**Data lines**
:::::

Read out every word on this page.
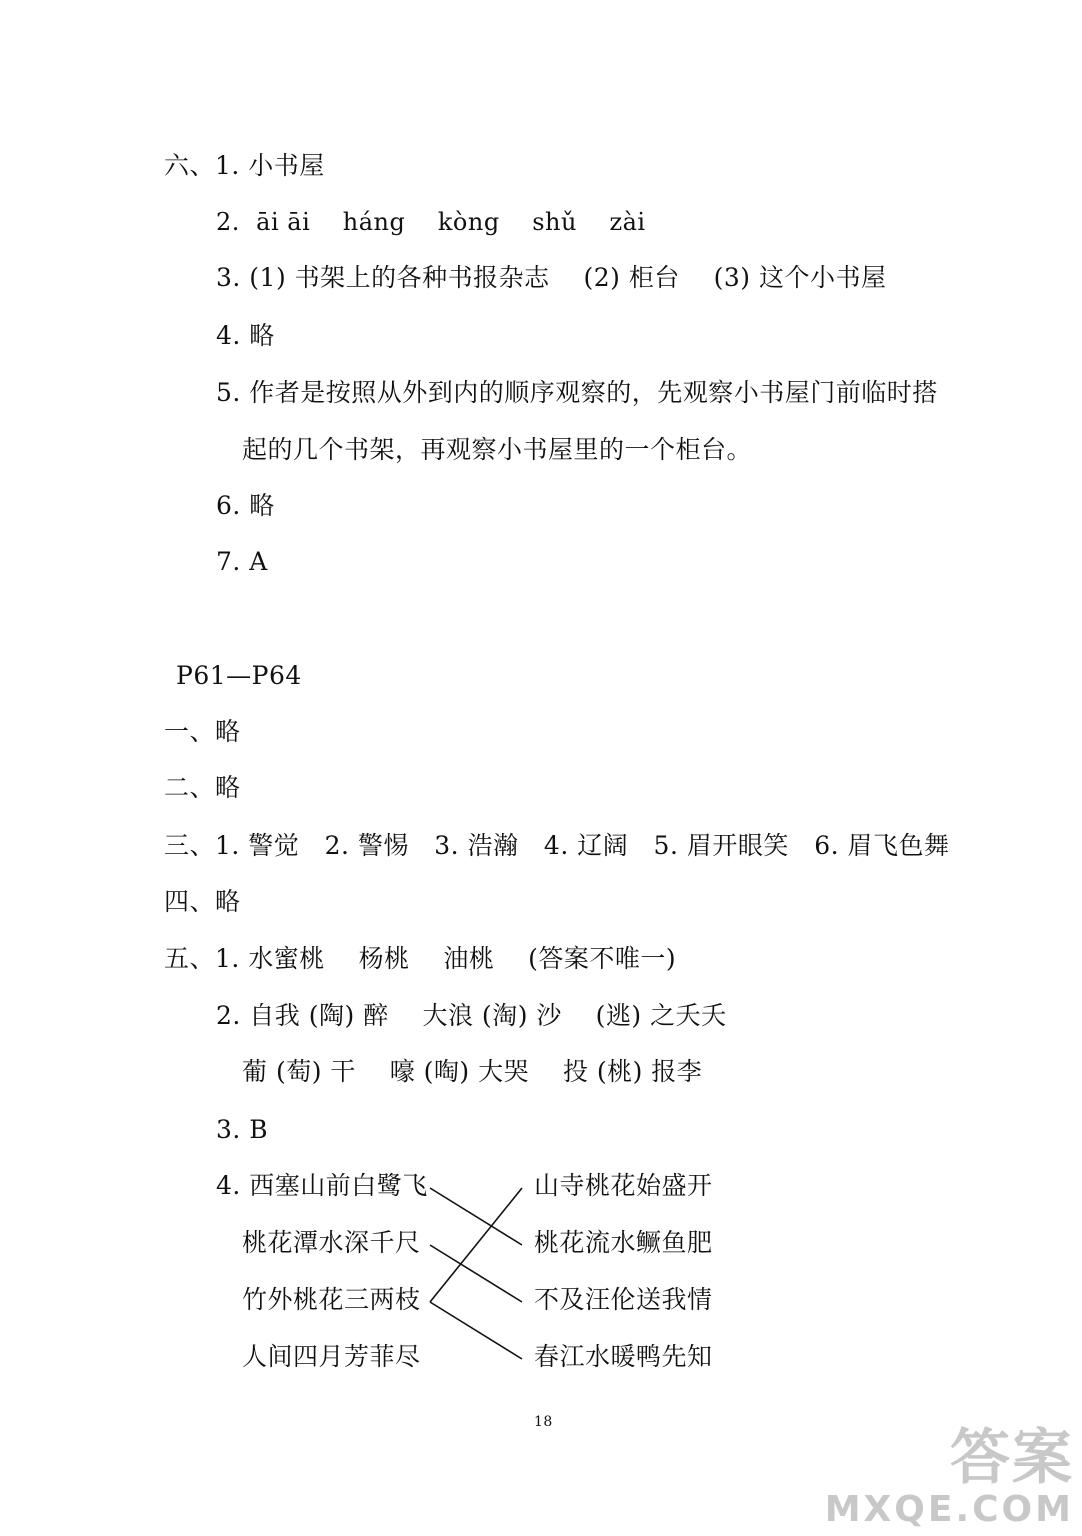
六、1. 小书屋
2.  āi āi    háng    kòng    shǔ    zài
3. (1) 书架上的各种书报杂志    (2) 柜台    (3) 这个小书屋
4. 略
5. 作者是按照从外到内的顺序观察的，先观察小书屋门前临时搭
起的几个书架，再观察小书屋里的一个柜台。
6. 略
7. A
P61—P64
一、略
二、略
三、1. 警觉   2. 警惕   3. 浩瀚   4. 辽阔   5. 眉开眼笑   6. 眉飞色舞
四、略
五、1. 水蜜桃    杨桃    油桃    (答案不唯一)
2. 自我 (陶) 醉    大浪 (淘) 沙    (逃) 之夭夭
葡 (萄) 干    嚎 (啕) 大哭    投 (桃) 报李
3. B
4. 西塞山前白鹭飞
桃花潭水深千尺
竹外桃花三两枝
人间四月芳菲尽
山寺桃花始盛开
桃花流水鳜鱼肥
不及汪伦送我情
春江水暖鸭先知
18
答案
MXQE.COM
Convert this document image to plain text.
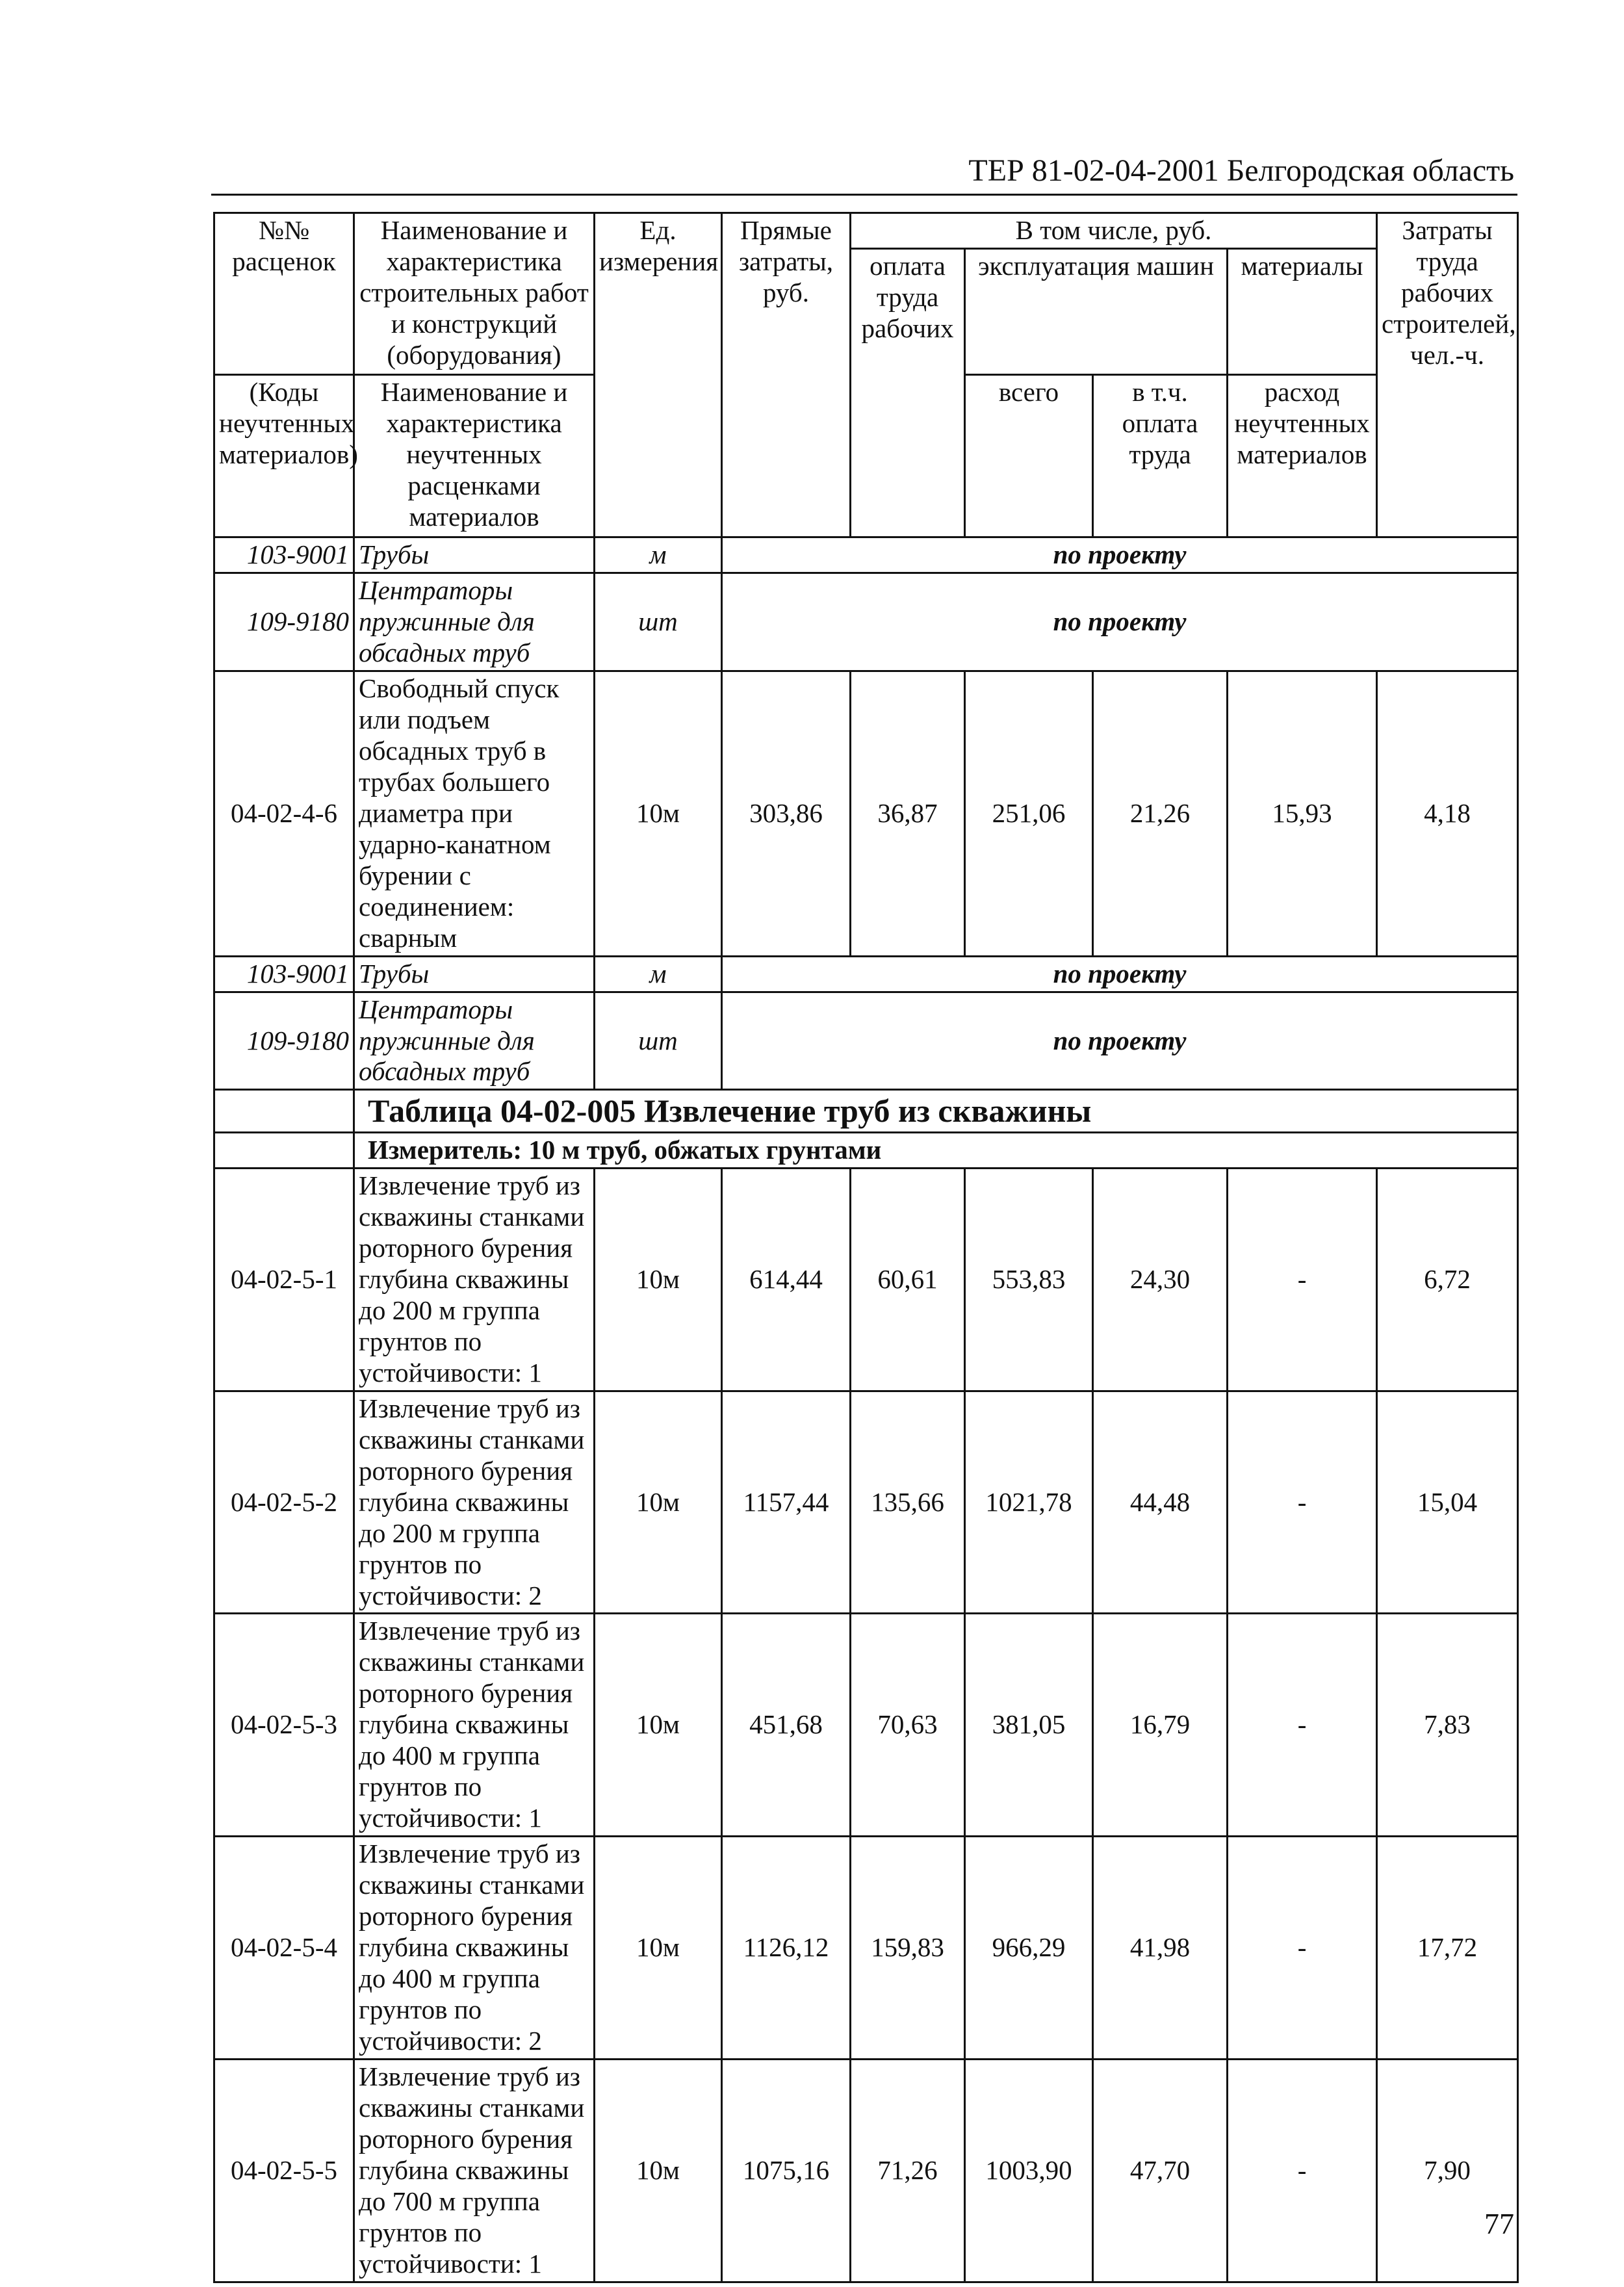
ТЕР 81-02-04-2001 Белгородская область
№№ расценок	Наименование и характеристика строительных работ и конструкций (оборудования)	Ед. измерения	Прямые затраты, руб.	В том числе, руб.				Затраты труда рабочих строителей, чел.-ч.
				оплата труда рабочих	эксплуатация машин		материалы	
(Коды неучтенных материалов)	Наименование и характеристика неучтенных расценками материалов				всего	в т.ч. оплата труда	расход неучтенных материалов	
103-9001	Трубы	м	по проекту					
109-9180	Центраторы пружинные для обсадных труб	шт	по проекту					
04-02-4-6	Свободный спуск или подъем обсадных труб в трубах большего диаметра при ударно-канатном бурении с соединением: сварным	10м	303,86	36,87	251,06	21,26	15,93	4,18
103-9001	Трубы	м	по проекту					
109-9180	Центраторы пружинные для обсадных труб	шт	по проекту					
	Таблица 04-02-005 Извлечение труб из скважины							
	Измеритель: 10 м труб, обжатых грунтами							
04-02-5-1	Извлечение труб из скважины станками роторного бурения глубина скважины до 200 м группа грунтов по устойчивости: 1	10м	614,44	60,61	553,83	24,30	-	6,72
04-02-5-2	Извлечение труб из скважины станками роторного бурения глубина скважины до 200 м группа грунтов по устойчивости: 2	10м	1157,44	135,66	1021,78	44,48	-	15,04
04-02-5-3	Извлечение труб из скважины станками роторного бурения глубина скважины до 400 м группа грунтов по устойчивости: 1	10м	451,68	70,63	381,05	16,79	-	7,83
04-02-5-4	Извлечение труб из скважины станками роторного бурения глубина скважины до 400 м группа грунтов по устойчивости: 2	10м	1126,12	159,83	966,29	41,98	-	17,72
04-02-5-5	Извлечение труб из скважины станками роторного бурения глубина скважины до 700 м группа грунтов по устойчивости: 1	10м	1075,16	71,26	1003,90	47,70	-	7,90
77
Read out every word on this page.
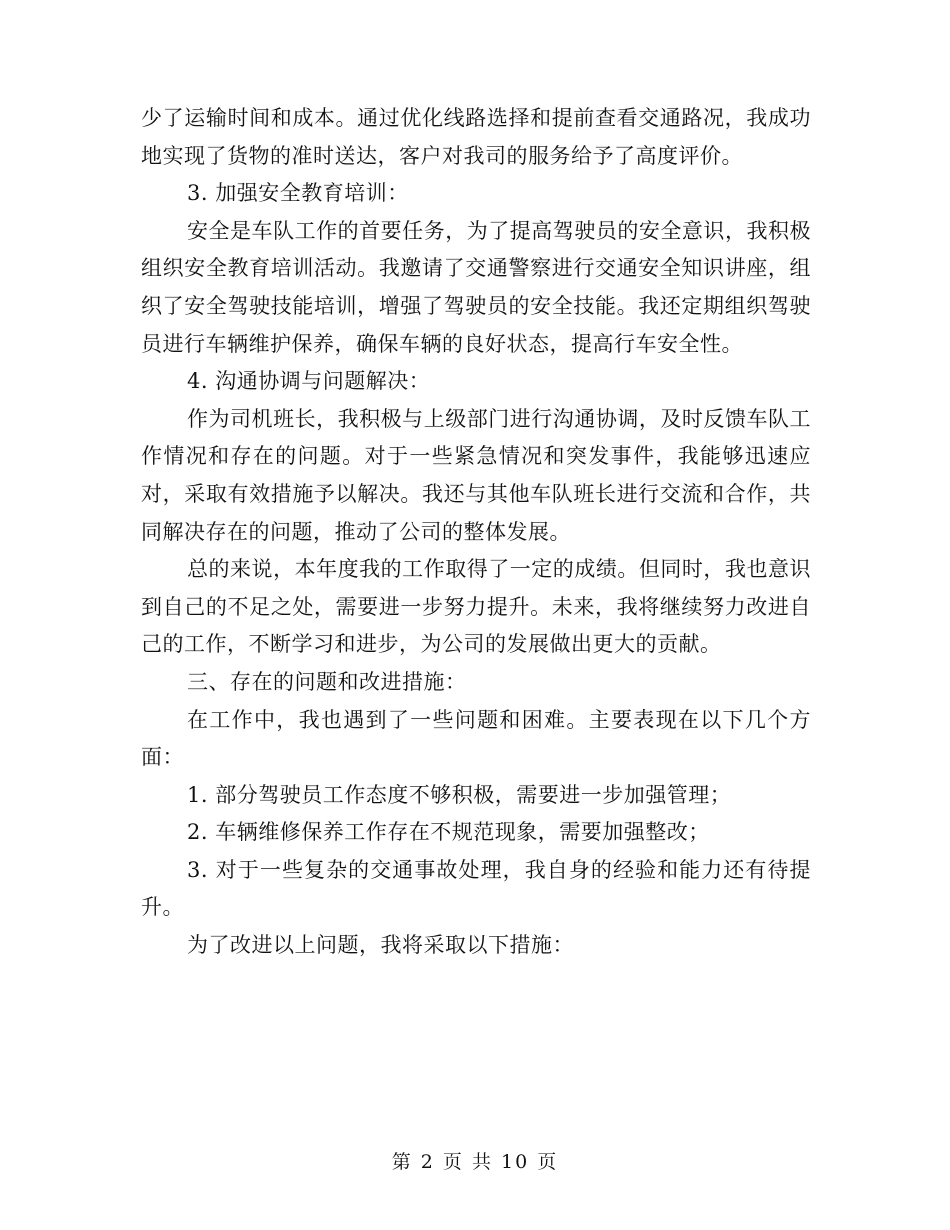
少了运输时间和成本。通过优化线路选择和提前查看交通路况，我成功地实现了货物的准时送达，客户对我司的服务给予了高度评价。

3. 加强安全教育培训：

安全是车队工作的首要任务，为了提高驾驶员的安全意识，我积极组织安全教育培训活动。我邀请了交通警察进行交通安全知识讲座，组织了安全驾驶技能培训，增强了驾驶员的安全技能。我还定期组织驾驶员进行车辆维护保养，确保车辆的良好状态，提高行车安全性。

4. 沟通协调与问题解决：

作为司机班长，我积极与上级部门进行沟通协调，及时反馈车队工作情况和存在的问题。对于一些紧急情况和突发事件，我能够迅速应对，采取有效措施予以解决。我还与其他车队班长进行交流和合作，共同解决存在的问题，推动了公司的整体发展。

总的来说，本年度我的工作取得了一定的成绩。但同时，我也意识到自己的不足之处，需要进一步努力提升。未来，我将继续努力改进自己的工作，不断学习和进步，为公司的发展做出更大的贡献。

三、存在的问题和改进措施：

在工作中，我也遇到了一些问题和困难。主要表现在以下几个方面：

1. 部分驾驶员工作态度不够积极，需要进一步加强管理；

2. 车辆维修保养工作存在不规范现象，需要加强整改；

3. 对于一些复杂的交通事故处理，我自身的经验和能力还有待提升。

为了改进以上问题，我将采取以下措施：

第 2 页 共 10 页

:::::

**What is required**
Leave out the pictures and restate everything else word for word.

**Solution to the problem**
Read out every word on this page.
六、1. 小书屋
2.  āi āi    háng    kòng    shǔ    zài
3. (1) 书架上的各种书报杂志    (2) 柜台    (3) 这个小书屋
4. 略
5. 作者是按照从外到内的顺序观察的，先观察小书屋门前临时搭
起的几个书架，再观察小书屋里的一个柜台。
6. 略
7. A
P61—P64
一、略
二、略
三、1. 警觉   2. 警惕   3. 浩瀚   4. 辽阔   5. 眉开眼笑   6. 眉飞色舞
四、略
五、1. 水蜜桃    杨桃    油桃    (答案不唯一)
2. 自我 (陶) 醉    大浪 (淘) 沙    (逃) 之夭夭
葡 (萄) 干    嚎 (啕) 大哭    投 (桃) 报李
3. B
4. 西塞山前白鹭飞
桃花潭水深千尺
竹外桃花三两枝
人间四月芳菲尽
山寺桃花始盛开
桃花流水鳜鱼肥
不及汪伦送我情
春江水暖鸭先知
18
答案
MXQE.COM
Convert this document image to plain text.
ТЕР 81-02-04-2001 Белгородская область
№№ расценок	Наименование и характеристика строительных работ и конструкций (оборудования)	Ед. измерения	Прямые затраты, руб.	В том числе, руб.				Затраты труда рабочих строителей, чел.-ч.
				оплата труда рабочих	эксплуатация машин		материалы	
(Коды неучтенных материалов)	Наименование и характеристика неучтенных расценками материалов				всего	в т.ч. оплата труда	расход неучтенных материалов	
103-9001	Трубы	м	по проекту					
109-9180	Центраторы пружинные для обсадных труб	шт	по проекту					
04-02-4-6	Свободный спуск или подъем обсадных труб в трубах большего диаметра при ударно-канатном бурении с соединением: сварным	10м	303,86	36,87	251,06	21,26	15,93	4,18
103-9001	Трубы	м	по проекту					
109-9180	Центраторы пружинные для обсадных труб	шт	по проекту					
	Таблица 04-02-005 Извлечение труб из скважины							
	Измеритель: 10 м труб, обжатых грунтами							
04-02-5-1	Извлечение труб из скважины станками роторного бурения глубина скважины до 200 м группа грунтов по устойчивости: 1	10м	614,44	60,61	553,83	24,30	-	6,72
04-02-5-2	Извлечение труб из скважины станками роторного бурения глубина скважины до 200 м группа грунтов по устойчивости: 2	10м	1157,44	135,66	1021,78	44,48	-	15,04
04-02-5-3	Извлечение труб из скважины станками роторного бурения глубина скважины до 400 м группа грунтов по устойчивости: 1	10м	451,68	70,63	381,05	16,79	-	7,83
04-02-5-4	Извлечение труб из скважины станками роторного бурения глубина скважины до 400 м группа грунтов по устойчивости: 2	10м	1126,12	159,83	966,29	41,98	-	17,72
04-02-5-5	Извлечение труб из скважины станками роторного бурения глубина скважины до 700 м группа грунтов по устойчивости: 1	10м	1075,16	71,26	1003,90	47,70	-	7,90
77
Read out every word on this page.
少了运输时间和成本。通过优化线路选择和提前查看交通路况，我成功地实现了货物的准时送达，客户对我司的服务给予了高度评价。

3. 加强安全教育培训：

安全是车队工作的首要任务，为了提高驾驶员的安全意识，我积极组织安全教育培训活动。我邀请了交通警察进行交通安全知识讲座，组织了安全驾驶技能培训，增强了驾驶员的安全技能。我还定期组织驾驶员进行车辆维护保养，确保车辆的良好状态，提高行车安全性。

4. 沟通协调与问题解决：

作为司机班长，我积极与上级部门进行沟通协调，及时反馈车队工作情况和存在的问题。对于一些紧急情况和突发事件，我能够迅速应对，采取有效措施予以解决。我还与其他车队班长进行交流和合作，共同解决存在的问题，推动了公司的整体发展。

总的来说，本年度我的工作取得了一定的成绩。但同时，我也意识到自己的不足之处，需要进一步努力提升。未来，我将继续努力改进自己的工作，不断学习和进步，为公司的发展做出更大的贡献。

三、存在的问题和改进措施：

在工作中，我也遇到了一些问题和困难。主要表现在以下几个方面：

1. 部分驾驶员工作态度不够积极，需要进一步加强管理；

2. 车辆维修保养工作存在不规范现象，需要加强整改；

3. 对于一些复杂的交通事故处理，我自身的经验和能力还有待提升。

为了改进以上问题，我将采取以下措施：

第 2 页 共 10 页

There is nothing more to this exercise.